Information shown -
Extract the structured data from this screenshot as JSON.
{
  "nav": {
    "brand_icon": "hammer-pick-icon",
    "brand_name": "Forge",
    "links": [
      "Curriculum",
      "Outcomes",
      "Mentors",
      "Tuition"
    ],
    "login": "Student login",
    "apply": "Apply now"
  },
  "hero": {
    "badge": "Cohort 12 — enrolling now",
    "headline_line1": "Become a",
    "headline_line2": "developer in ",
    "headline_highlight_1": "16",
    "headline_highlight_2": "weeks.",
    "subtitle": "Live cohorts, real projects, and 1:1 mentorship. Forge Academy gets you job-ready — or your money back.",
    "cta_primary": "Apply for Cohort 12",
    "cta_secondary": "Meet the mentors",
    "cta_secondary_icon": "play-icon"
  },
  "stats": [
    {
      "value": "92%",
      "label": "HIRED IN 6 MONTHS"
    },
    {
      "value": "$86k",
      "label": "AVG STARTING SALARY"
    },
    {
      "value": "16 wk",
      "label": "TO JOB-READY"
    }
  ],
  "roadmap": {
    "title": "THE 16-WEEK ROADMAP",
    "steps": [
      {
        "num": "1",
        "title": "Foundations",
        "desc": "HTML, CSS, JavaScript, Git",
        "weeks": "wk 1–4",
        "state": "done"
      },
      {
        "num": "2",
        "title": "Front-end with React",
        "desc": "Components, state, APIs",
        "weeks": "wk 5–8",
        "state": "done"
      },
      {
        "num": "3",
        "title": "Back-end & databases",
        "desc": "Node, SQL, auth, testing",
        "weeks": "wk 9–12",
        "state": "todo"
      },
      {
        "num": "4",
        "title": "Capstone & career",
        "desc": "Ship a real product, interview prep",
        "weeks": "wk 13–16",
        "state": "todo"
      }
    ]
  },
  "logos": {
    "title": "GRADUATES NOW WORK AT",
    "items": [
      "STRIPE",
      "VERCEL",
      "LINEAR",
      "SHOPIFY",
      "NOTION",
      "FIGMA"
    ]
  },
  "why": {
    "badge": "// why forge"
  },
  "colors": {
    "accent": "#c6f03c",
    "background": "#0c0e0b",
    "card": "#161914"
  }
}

Problem description - Lines holding the word "icon" in the entries above are the ones to pull out. Copy them all.

Result for this task -
    "brand_icon": "hammer-pick-icon",
    "cta_secondary_icon": "play-icon"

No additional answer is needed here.